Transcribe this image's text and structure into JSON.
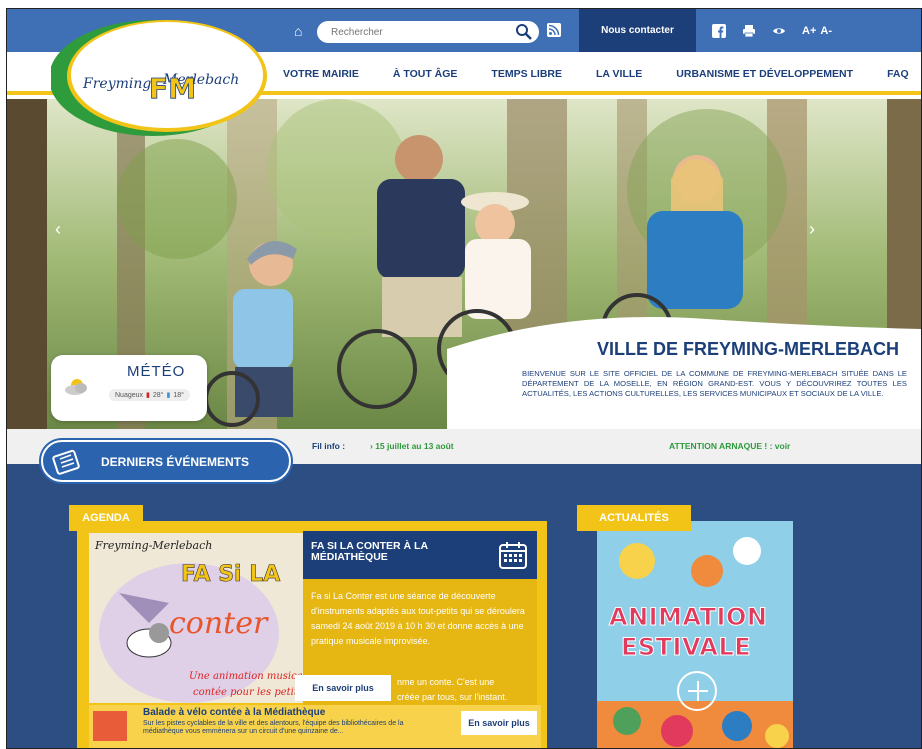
{
  "header": {
    "search_placeholder": "Rechercher",
    "contact_label": "Nous contacter",
    "font_increase": "A+",
    "font_decrease": "A-"
  },
  "logo": {
    "text": "Freyming-Merlebach",
    "monogram": "FM"
  },
  "nav": {
    "items": [
      "VOTRE MAIRIE",
      "À TOUT ÂGE",
      "TEMPS LIBRE",
      "LA VILLE",
      "URBANISME ET DÉVELOPPEMENT",
      "FAQ"
    ]
  },
  "hero": {
    "title": "VILLE DE FREYMING-MERLEBACH",
    "description": "Bienvenue sur le site officiel de la commune de Freyming-Merlebach située dans le département de la Moselle, en région Grand-Est. Vous y découvrirez toutes les actualités, les actions culturelles, les services municipaux et sociaux de la ville.",
    "prev_arrow": "‹",
    "next_arrow": "›"
  },
  "meteo": {
    "title": "MÉTÉO",
    "condition": "Nuageux",
    "temp_max": "28°",
    "temp_min": "18°"
  },
  "events_bar": {
    "label": "DERNIERS ÉVÉNEMENTS",
    "fil_label": "Fil info :",
    "fil_item1": "› 15 juillet au 13 août",
    "fil_item2": "ATTENTION ARNAQUE ! : voir"
  },
  "agenda": {
    "tag": "AGENDA",
    "image_title": "Freyming-Merlebach",
    "image_line1": "FA Si LA",
    "image_line2": "conter",
    "image_caption1": "Une animation musicale",
    "image_caption2": "contée pour les petits",
    "event_title": "FA SI LA CONTER À LA MÉDIATHÈQUE",
    "event_desc": "Fa si La Conter est une séance de découverte d'instruments adaptés aux tout-petits qui se déroulera samedi 24 août 2019 à 10 h 30 et donne accès à une pratique musicale improvisée.",
    "event_desc_partial1": "nme un conte. C'est une",
    "event_desc_partial2": "créée par tous, sur l'instant.",
    "more_label": "En savoir plus",
    "event2_title": "Balade à vélo contée à la Médiathèque",
    "event2_desc": "Sur les pistes cyclables de la ville et des alentours, l'équipe des bibliothécaires de la médiathèque vous emmènera sur un circuit d'une quinzaine de...",
    "event2_more": "En savoir plus"
  },
  "actualites": {
    "tag": "ACTUALITÉS",
    "poster_line1": "ANIMATION",
    "poster_line2": "ESTIVALE"
  },
  "colors": {
    "primary_blue": "#3f6fb5",
    "dark_blue": "#1c3f7a",
    "yellow": "#f2c417",
    "green": "#2e9b3d"
  }
}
-- -- --
SET TASK: Go through the records above and copy every line with the word "savoir".

THE ANSWER:
    "more_label": "En savoir plus",
    "event2_more": "En savoir plus"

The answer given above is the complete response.